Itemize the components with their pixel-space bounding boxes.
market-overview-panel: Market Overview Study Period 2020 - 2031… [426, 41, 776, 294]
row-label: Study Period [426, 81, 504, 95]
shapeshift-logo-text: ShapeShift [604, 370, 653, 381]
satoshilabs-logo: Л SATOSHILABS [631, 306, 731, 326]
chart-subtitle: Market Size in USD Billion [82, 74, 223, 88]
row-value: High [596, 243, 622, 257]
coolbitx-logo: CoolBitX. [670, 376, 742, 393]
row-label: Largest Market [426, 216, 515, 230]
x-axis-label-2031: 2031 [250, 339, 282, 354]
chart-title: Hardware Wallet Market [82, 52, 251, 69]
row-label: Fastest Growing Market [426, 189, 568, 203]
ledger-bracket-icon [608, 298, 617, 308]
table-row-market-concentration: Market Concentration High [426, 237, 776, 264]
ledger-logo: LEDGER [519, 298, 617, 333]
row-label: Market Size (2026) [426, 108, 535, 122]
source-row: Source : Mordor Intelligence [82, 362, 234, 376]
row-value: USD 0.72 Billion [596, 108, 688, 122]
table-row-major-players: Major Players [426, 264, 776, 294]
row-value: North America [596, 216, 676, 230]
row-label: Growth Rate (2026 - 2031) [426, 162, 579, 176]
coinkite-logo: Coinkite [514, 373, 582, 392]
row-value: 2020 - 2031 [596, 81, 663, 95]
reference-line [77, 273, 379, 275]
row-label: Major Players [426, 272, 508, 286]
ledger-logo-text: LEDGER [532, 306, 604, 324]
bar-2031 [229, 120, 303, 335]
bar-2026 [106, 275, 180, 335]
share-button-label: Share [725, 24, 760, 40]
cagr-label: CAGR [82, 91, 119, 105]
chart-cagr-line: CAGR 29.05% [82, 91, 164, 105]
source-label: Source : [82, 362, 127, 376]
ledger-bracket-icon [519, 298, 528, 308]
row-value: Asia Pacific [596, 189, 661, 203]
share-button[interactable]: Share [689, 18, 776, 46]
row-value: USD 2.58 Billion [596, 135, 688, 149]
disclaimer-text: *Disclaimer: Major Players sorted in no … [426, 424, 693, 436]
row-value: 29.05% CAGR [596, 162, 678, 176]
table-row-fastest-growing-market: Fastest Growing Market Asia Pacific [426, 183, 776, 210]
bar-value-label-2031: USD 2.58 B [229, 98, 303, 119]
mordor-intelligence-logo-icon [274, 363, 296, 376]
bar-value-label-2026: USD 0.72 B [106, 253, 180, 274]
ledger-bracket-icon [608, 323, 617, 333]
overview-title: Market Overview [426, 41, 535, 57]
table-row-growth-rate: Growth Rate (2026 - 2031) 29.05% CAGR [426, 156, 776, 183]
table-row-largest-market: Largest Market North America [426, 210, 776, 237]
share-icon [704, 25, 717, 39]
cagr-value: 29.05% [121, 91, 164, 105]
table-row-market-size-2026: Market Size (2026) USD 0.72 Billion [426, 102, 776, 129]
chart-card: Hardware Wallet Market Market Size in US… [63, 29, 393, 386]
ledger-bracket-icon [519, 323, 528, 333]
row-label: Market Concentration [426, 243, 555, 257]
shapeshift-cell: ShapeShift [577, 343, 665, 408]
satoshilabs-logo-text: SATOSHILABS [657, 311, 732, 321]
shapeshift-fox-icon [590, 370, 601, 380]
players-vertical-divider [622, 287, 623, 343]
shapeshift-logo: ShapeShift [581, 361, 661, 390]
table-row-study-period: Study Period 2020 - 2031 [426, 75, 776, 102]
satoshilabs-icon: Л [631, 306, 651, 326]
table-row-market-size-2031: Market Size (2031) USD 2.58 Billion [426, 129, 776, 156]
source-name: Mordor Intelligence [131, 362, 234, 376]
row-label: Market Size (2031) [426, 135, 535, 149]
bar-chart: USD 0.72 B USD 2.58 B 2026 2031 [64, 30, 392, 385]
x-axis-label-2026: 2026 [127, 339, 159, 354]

The problem: Copy every item above line for line, without changing any character.

Completed task:
Itemize the components with their pixel-space bounding boxes.
market-overview-panel: Market Overview Study Period 2020 - 2031… [426, 41, 776, 294]
row-label: Study Period [426, 81, 504, 95]
shapeshift-logo-text: ShapeShift [604, 370, 653, 381]
satoshilabs-logo: Л SATOSHILABS [631, 306, 731, 326]
chart-subtitle: Market Size in USD Billion [82, 74, 223, 88]
row-value: High [596, 243, 622, 257]
coolbitx-logo: CoolBitX. [670, 376, 742, 393]
row-label: Largest Market [426, 216, 515, 230]
x-axis-label-2031: 2031 [250, 339, 282, 354]
chart-title: Hardware Wallet Market [82, 52, 251, 69]
row-label: Fastest Growing Market [426, 189, 568, 203]
ledger-bracket-icon [608, 298, 617, 308]
table-row-market-concentration: Market Concentration High [426, 237, 776, 264]
ledger-logo: LEDGER [519, 298, 617, 333]
row-label: Market Size (2026) [426, 108, 535, 122]
source-row: Source : Mordor Intelligence [82, 362, 234, 376]
row-value: USD 0.72 Billion [596, 108, 688, 122]
table-row-major-players: Major Players [426, 264, 776, 294]
row-value: North America [596, 216, 676, 230]
row-label: Growth Rate (2026 - 2031) [426, 162, 579, 176]
coinkite-logo: Coinkite [514, 373, 582, 392]
row-value: 2020 - 2031 [596, 81, 663, 95]
reference-line [77, 273, 379, 275]
row-label: Major Players [426, 272, 508, 286]
ledger-logo-text: LEDGER [532, 306, 604, 324]
bar-2031 [229, 120, 303, 335]
bar-2026 [106, 275, 180, 335]
share-button-label: Share [725, 24, 760, 40]
cagr-label: CAGR [82, 91, 119, 105]
chart-cagr-line: CAGR 29.05% [82, 91, 164, 105]
source-label: Source : [82, 362, 127, 376]
ledger-bracket-icon [519, 298, 528, 308]
row-value: Asia Pacific [596, 189, 661, 203]
share-button[interactable]: Share [689, 18, 776, 46]
row-value: USD 2.58 Billion [596, 135, 688, 149]
disclaimer-text: *Disclaimer: Major Players sorted in no … [426, 424, 693, 436]
row-value: 29.05% CAGR [596, 162, 678, 176]
table-row-fastest-growing-market: Fastest Growing Market Asia Pacific [426, 183, 776, 210]
bar-value-label-2031: USD 2.58 B [229, 98, 303, 119]
mordor-intelligence-logo-icon [274, 363, 296, 376]
bar-value-label-2026: USD 0.72 B [106, 253, 180, 274]
ledger-bracket-icon [608, 323, 617, 333]
overview-title: Market Overview [426, 41, 535, 57]
table-row-growth-rate: Growth Rate (2026 - 2031) 29.05% CAGR [426, 156, 776, 183]
table-row-largest-market: Largest Market North America [426, 210, 776, 237]
share-icon [704, 25, 717, 39]
cagr-value: 29.05% [121, 91, 164, 105]
table-row-market-size-2026: Market Size (2026) USD 0.72 Billion [426, 102, 776, 129]
chart-card: Hardware Wallet Market Market Size in US… [63, 29, 393, 386]
ledger-bracket-icon [519, 323, 528, 333]
row-label: Market Concentration [426, 243, 555, 257]
shapeshift-cell: ShapeShift [577, 343, 665, 408]
satoshilabs-logo-text: SATOSHILABS [657, 311, 732, 321]
shapeshift-fox-icon [590, 370, 601, 380]
players-vertical-divider [622, 287, 623, 343]
shapeshift-logo: ShapeShift [581, 361, 661, 390]
table-row-study-period: Study Period 2020 - 2031 [426, 75, 776, 102]
satoshilabs-icon: Л [631, 306, 651, 326]
table-row-market-size-2031: Market Size (2031) USD 2.58 Billion [426, 129, 776, 156]
source-name: Mordor Intelligence [131, 362, 234, 376]
row-label: Market Size (2031) [426, 135, 535, 149]
bar-chart: USD 0.72 B USD 2.58 B 2026 2031 [64, 30, 392, 385]
x-axis-label-2026: 2026 [127, 339, 159, 354]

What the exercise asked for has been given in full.